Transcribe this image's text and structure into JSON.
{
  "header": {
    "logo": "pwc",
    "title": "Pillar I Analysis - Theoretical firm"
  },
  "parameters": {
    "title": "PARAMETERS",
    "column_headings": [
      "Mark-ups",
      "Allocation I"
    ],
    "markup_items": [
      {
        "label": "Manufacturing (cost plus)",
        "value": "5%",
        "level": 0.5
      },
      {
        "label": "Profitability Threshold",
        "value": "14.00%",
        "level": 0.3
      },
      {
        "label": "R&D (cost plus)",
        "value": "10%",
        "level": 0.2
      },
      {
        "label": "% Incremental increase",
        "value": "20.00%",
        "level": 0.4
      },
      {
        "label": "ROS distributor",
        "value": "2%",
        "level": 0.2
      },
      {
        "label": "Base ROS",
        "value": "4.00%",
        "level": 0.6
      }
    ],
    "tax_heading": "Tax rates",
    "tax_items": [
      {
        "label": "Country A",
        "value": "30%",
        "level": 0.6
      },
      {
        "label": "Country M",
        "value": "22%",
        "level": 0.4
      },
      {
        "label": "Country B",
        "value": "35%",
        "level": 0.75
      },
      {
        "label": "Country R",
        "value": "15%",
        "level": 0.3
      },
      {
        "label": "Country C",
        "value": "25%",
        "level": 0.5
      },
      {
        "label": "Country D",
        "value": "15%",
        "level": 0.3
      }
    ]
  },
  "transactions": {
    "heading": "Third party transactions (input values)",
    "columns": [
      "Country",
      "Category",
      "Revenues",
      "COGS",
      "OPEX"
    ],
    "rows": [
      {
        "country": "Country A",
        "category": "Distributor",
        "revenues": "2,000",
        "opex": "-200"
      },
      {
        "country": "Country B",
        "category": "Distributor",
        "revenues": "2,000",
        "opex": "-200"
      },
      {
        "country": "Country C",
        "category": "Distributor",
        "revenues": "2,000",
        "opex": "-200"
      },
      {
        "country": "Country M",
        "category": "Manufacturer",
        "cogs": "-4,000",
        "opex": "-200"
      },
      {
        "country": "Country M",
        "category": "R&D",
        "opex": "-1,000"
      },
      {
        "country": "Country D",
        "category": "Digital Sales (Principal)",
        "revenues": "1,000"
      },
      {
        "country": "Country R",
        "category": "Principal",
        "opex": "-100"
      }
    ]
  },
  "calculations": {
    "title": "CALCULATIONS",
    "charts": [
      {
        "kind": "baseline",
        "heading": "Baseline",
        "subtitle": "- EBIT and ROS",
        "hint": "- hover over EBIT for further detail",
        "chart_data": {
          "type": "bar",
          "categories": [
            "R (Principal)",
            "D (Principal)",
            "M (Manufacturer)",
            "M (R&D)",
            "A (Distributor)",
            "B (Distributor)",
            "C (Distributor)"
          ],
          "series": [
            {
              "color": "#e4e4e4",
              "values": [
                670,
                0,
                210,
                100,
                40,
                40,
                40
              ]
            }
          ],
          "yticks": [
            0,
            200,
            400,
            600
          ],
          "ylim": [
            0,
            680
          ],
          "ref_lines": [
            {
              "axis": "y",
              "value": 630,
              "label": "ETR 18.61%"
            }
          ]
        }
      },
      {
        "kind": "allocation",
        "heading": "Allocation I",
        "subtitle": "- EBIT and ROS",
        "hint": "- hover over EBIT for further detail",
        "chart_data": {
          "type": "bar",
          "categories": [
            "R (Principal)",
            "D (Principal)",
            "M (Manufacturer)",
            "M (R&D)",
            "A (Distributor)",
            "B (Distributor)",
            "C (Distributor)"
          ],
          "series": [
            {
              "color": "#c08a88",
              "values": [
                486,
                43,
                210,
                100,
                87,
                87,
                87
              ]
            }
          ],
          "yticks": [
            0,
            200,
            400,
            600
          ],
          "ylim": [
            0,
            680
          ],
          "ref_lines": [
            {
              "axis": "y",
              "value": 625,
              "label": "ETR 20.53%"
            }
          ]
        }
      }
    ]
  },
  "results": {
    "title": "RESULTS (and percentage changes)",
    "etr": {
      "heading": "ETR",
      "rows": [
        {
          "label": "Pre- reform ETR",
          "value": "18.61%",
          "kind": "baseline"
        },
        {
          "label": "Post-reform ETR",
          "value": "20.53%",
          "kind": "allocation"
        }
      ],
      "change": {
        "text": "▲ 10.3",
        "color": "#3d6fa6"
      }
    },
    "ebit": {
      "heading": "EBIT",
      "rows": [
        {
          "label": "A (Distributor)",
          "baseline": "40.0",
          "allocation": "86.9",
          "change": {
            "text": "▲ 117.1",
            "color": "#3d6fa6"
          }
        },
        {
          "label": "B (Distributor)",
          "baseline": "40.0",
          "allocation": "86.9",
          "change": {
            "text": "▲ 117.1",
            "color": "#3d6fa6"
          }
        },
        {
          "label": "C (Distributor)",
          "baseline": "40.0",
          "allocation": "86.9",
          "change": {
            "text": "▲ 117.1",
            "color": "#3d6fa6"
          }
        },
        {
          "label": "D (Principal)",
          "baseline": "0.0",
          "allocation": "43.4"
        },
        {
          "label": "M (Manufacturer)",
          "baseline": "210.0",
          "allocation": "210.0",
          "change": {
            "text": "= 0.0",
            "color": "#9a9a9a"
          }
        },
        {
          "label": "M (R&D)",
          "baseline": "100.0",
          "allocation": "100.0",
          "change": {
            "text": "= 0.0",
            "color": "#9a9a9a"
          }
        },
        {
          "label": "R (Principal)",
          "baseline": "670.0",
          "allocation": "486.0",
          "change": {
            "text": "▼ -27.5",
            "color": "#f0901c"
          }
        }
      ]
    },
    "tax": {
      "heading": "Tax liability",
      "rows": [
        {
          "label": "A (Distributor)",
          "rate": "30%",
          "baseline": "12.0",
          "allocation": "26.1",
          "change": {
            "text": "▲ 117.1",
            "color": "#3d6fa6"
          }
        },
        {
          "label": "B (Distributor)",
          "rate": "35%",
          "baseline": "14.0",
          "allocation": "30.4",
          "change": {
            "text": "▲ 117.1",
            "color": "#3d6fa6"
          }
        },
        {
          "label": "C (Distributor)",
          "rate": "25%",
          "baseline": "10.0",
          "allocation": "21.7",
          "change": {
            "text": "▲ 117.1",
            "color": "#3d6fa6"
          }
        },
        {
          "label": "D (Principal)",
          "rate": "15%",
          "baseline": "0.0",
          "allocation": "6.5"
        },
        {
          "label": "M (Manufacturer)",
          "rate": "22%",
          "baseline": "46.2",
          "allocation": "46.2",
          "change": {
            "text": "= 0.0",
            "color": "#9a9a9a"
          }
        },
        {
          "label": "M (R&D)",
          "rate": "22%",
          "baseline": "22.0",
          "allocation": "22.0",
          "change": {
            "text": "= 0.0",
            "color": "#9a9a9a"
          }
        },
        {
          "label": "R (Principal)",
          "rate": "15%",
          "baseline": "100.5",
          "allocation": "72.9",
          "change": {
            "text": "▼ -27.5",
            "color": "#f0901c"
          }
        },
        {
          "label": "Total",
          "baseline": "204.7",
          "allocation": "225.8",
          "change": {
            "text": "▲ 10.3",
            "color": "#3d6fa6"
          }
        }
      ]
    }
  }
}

* STATED GOAL:
Copy all the lines, exactly.

* EXERCISE RESULT:
Transcribe this image's text and structure into JSON.
{
  "header": {
    "logo": "pwc",
    "title": "Pillar I Analysis - Theoretical firm"
  },
  "parameters": {
    "title": "PARAMETERS",
    "column_headings": [
      "Mark-ups",
      "Allocation I"
    ],
    "markup_items": [
      {
        "label": "Manufacturing (cost plus)",
        "value": "5%",
        "level": 0.5
      },
      {
        "label": "Profitability Threshold",
        "value": "14.00%",
        "level": 0.3
      },
      {
        "label": "R&D (cost plus)",
        "value": "10%",
        "level": 0.2
      },
      {
        "label": "% Incremental increase",
        "value": "20.00%",
        "level": 0.4
      },
      {
        "label": "ROS distributor",
        "value": "2%",
        "level": 0.2
      },
      {
        "label": "Base ROS",
        "value": "4.00%",
        "level": 0.6
      }
    ],
    "tax_heading": "Tax rates",
    "tax_items": [
      {
        "label": "Country A",
        "value": "30%",
        "level": 0.6
      },
      {
        "label": "Country M",
        "value": "22%",
        "level": 0.4
      },
      {
        "label": "Country B",
        "value": "35%",
        "level": 0.75
      },
      {
        "label": "Country R",
        "value": "15%",
        "level": 0.3
      },
      {
        "label": "Country C",
        "value": "25%",
        "level": 0.5
      },
      {
        "label": "Country D",
        "value": "15%",
        "level": 0.3
      }
    ]
  },
  "transactions": {
    "heading": "Third party transactions (input values)",
    "columns": [
      "Country",
      "Category",
      "Revenues",
      "COGS",
      "OPEX"
    ],
    "rows": [
      {
        "country": "Country A",
        "category": "Distributor",
        "revenues": "2,000",
        "opex": "-200"
      },
      {
        "country": "Country B",
        "category": "Distributor",
        "revenues": "2,000",
        "opex": "-200"
      },
      {
        "country": "Country C",
        "category": "Distributor",
        "revenues": "2,000",
        "opex": "-200"
      },
      {
        "country": "Country M",
        "category": "Manufacturer",
        "cogs": "-4,000",
        "opex": "-200"
      },
      {
        "country": "Country M",
        "category": "R&D",
        "opex": "-1,000"
      },
      {
        "country": "Country D",
        "category": "Digital Sales (Principal)",
        "revenues": "1,000"
      },
      {
        "country": "Country R",
        "category": "Principal",
        "opex": "-100"
      }
    ]
  },
  "calculations": {
    "title": "CALCULATIONS",
    "charts": [
      {
        "kind": "baseline",
        "heading": "Baseline",
        "subtitle": "- EBIT and ROS",
        "hint": "- hover over EBIT for further detail",
        "chart_data": {
          "type": "bar",
          "categories": [
            "R (Principal)",
            "D (Principal)",
            "M (Manufacturer)",
            "M (R&D)",
            "A (Distributor)",
            "B (Distributor)",
            "C (Distributor)"
          ],
          "series": [
            {
              "color": "#e4e4e4",
              "values": [
                670,
                0,
                210,
                100,
                40,
                40,
                40
              ]
            }
          ],
          "yticks": [
            0,
            200,
            400,
            600
          ],
          "ylim": [
            0,
            680
          ],
          "ref_lines": [
            {
              "axis": "y",
              "value": 630,
              "label": "ETR 18.61%"
            }
          ]
        }
      },
      {
        "kind": "allocation",
        "heading": "Allocation I",
        "subtitle": "- EBIT and ROS",
        "hint": "- hover over EBIT for further detail",
        "chart_data": {
          "type": "bar",
          "categories": [
            "R (Principal)",
            "D (Principal)",
            "M (Manufacturer)",
            "M (R&D)",
            "A (Distributor)",
            "B (Distributor)",
            "C (Distributor)"
          ],
          "series": [
            {
              "color": "#c08a88",
              "values": [
                486,
                43,
                210,
                100,
                87,
                87,
                87
              ]
            }
          ],
          "yticks": [
            0,
            200,
            400,
            600
          ],
          "ylim": [
            0,
            680
          ],
          "ref_lines": [
            {
              "axis": "y",
              "value": 625,
              "label": "ETR 20.53%"
            }
          ]
        }
      }
    ]
  },
  "results": {
    "title": "RESULTS (and percentage changes)",
    "etr": {
      "heading": "ETR",
      "rows": [
        {
          "label": "Pre- reform ETR",
          "value": "18.61%",
          "kind": "baseline"
        },
        {
          "label": "Post-reform ETR",
          "value": "20.53%",
          "kind": "allocation"
        }
      ],
      "change": {
        "text": "▲ 10.3",
        "color": "#3d6fa6"
      }
    },
    "ebit": {
      "heading": "EBIT",
      "rows": [
        {
          "label": "A (Distributor)",
          "baseline": "40.0",
          "allocation": "86.9",
          "change": {
            "text": "▲ 117.1",
            "color": "#3d6fa6"
          }
        },
        {
          "label": "B (Distributor)",
          "baseline": "40.0",
          "allocation": "86.9",
          "change": {
            "text": "▲ 117.1",
            "color": "#3d6fa6"
          }
        },
        {
          "label": "C (Distributor)",
          "baseline": "40.0",
          "allocation": "86.9",
          "change": {
            "text": "▲ 117.1",
            "color": "#3d6fa6"
          }
        },
        {
          "label": "D (Principal)",
          "baseline": "0.0",
          "allocation": "43.4"
        },
        {
          "label": "M (Manufacturer)",
          "baseline": "210.0",
          "allocation": "210.0",
          "change": {
            "text": "= 0.0",
            "color": "#9a9a9a"
          }
        },
        {
          "label": "M (R&D)",
          "baseline": "100.0",
          "allocation": "100.0",
          "change": {
            "text": "= 0.0",
            "color": "#9a9a9a"
          }
        },
        {
          "label": "R (Principal)",
          "baseline": "670.0",
          "allocation": "486.0",
          "change": {
            "text": "▼ -27.5",
            "color": "#f0901c"
          }
        }
      ]
    },
    "tax": {
      "heading": "Tax liability",
      "rows": [
        {
          "label": "A (Distributor)",
          "rate": "30%",
          "baseline": "12.0",
          "allocation": "26.1",
          "change": {
            "text": "▲ 117.1",
            "color": "#3d6fa6"
          }
        },
        {
          "label": "B (Distributor)",
          "rate": "35%",
          "baseline": "14.0",
          "allocation": "30.4",
          "change": {
            "text": "▲ 117.1",
            "color": "#3d6fa6"
          }
        },
        {
          "label": "C (Distributor)",
          "rate": "25%",
          "baseline": "10.0",
          "allocation": "21.7",
          "change": {
            "text": "▲ 117.1",
            "color": "#3d6fa6"
          }
        },
        {
          "label": "D (Principal)",
          "rate": "15%",
          "baseline": "0.0",
          "allocation": "6.5"
        },
        {
          "label": "M (Manufacturer)",
          "rate": "22%",
          "baseline": "46.2",
          "allocation": "46.2",
          "change": {
            "text": "= 0.0",
            "color": "#9a9a9a"
          }
        },
        {
          "label": "M (R&D)",
          "rate": "22%",
          "baseline": "22.0",
          "allocation": "22.0",
          "change": {
            "text": "= 0.0",
            "color": "#9a9a9a"
          }
        },
        {
          "label": "R (Principal)",
          "rate": "15%",
          "baseline": "100.5",
          "allocation": "72.9",
          "change": {
            "text": "▼ -27.5",
            "color": "#f0901c"
          }
        },
        {
          "label": "Total",
          "baseline": "204.7",
          "allocation": "225.8",
          "change": {
            "text": "▲ 10.3",
            "color": "#3d6fa6"
          }
        }
      ]
    }
  }
}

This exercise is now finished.